# Brief:
Output the full listing word for word.

# Records shown:

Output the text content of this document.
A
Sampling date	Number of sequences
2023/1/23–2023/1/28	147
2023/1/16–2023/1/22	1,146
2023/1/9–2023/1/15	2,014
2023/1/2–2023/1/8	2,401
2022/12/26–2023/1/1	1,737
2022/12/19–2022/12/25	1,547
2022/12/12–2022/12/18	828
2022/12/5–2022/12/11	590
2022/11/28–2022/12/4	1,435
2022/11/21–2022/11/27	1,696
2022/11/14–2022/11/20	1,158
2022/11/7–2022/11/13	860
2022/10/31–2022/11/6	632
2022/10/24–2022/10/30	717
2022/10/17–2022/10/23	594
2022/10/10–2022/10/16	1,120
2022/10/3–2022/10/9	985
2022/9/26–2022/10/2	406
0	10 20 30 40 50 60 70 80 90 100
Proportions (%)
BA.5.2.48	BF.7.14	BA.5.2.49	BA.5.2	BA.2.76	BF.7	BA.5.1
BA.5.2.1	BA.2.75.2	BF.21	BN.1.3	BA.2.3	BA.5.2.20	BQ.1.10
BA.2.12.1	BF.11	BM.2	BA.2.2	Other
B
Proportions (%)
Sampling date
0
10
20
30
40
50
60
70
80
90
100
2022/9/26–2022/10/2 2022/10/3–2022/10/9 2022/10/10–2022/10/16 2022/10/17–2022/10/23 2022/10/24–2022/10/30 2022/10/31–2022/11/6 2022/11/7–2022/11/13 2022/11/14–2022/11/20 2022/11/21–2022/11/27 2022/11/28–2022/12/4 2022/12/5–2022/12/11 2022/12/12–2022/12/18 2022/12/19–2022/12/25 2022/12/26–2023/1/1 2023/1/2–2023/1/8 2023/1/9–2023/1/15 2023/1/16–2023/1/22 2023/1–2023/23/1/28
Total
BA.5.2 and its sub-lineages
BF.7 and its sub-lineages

# Exercise output:
Output the text content of this document.
A
Sampling date	Number of sequences
2023/1/23–2023/1/28	147
2023/1/16–2023/1/22	1,146
2023/1/9–2023/1/15	2,014
2023/1/2–2023/1/8	2,401
2022/12/26–2023/1/1	1,737
2022/12/19–2022/12/25	1,547
2022/12/12–2022/12/18	828
2022/12/5–2022/12/11	590
2022/11/28–2022/12/4	1,435
2022/11/21–2022/11/27	1,696
2022/11/14–2022/11/20	1,158
2022/11/7–2022/11/13	860
2022/10/31–2022/11/6	632
2022/10/24–2022/10/30	717
2022/10/17–2022/10/23	594
2022/10/10–2022/10/16	1,120
2022/10/3–2022/10/9	985
2022/9/26–2022/10/2	406
0	10 20 30 40 50 60 70 80 90 100
Proportions (%)
BA.5.2.48	BF.7.14	BA.5.2.49	BA.5.2	BA.2.76	BF.7	BA.5.1
BA.5.2.1	BA.2.75.2	BF.21	BN.1.3	BA.2.3	BA.5.2.20	BQ.1.10
BA.2.12.1	BF.11	BM.2	BA.2.2	Other
B
Proportions (%)
Sampling date
0
10
20
30
40
50
60
70
80
90
100
2022/9/26–2022/10/2 2022/10/3–2022/10/9 2022/10/10–2022/10/16 2022/10/17–2022/10/23 2022/10/24–2022/10/30 2022/10/31–2022/11/6 2022/11/7–2022/11/13 2022/11/14–2022/11/20 2022/11/21–2022/11/27 2022/11/28–2022/12/4 2022/12/5–2022/12/11 2022/12/12–2022/12/18 2022/12/19–2022/12/25 2022/12/26–2023/1/1 2023/1/2–2023/1/8 2023/1/9–2023/1/15 2023/1/16–2023/1/22 2023/1–2023/23/1/28
Total
BA.5.2 and its sub-lineages
BF.7 and its sub-lineages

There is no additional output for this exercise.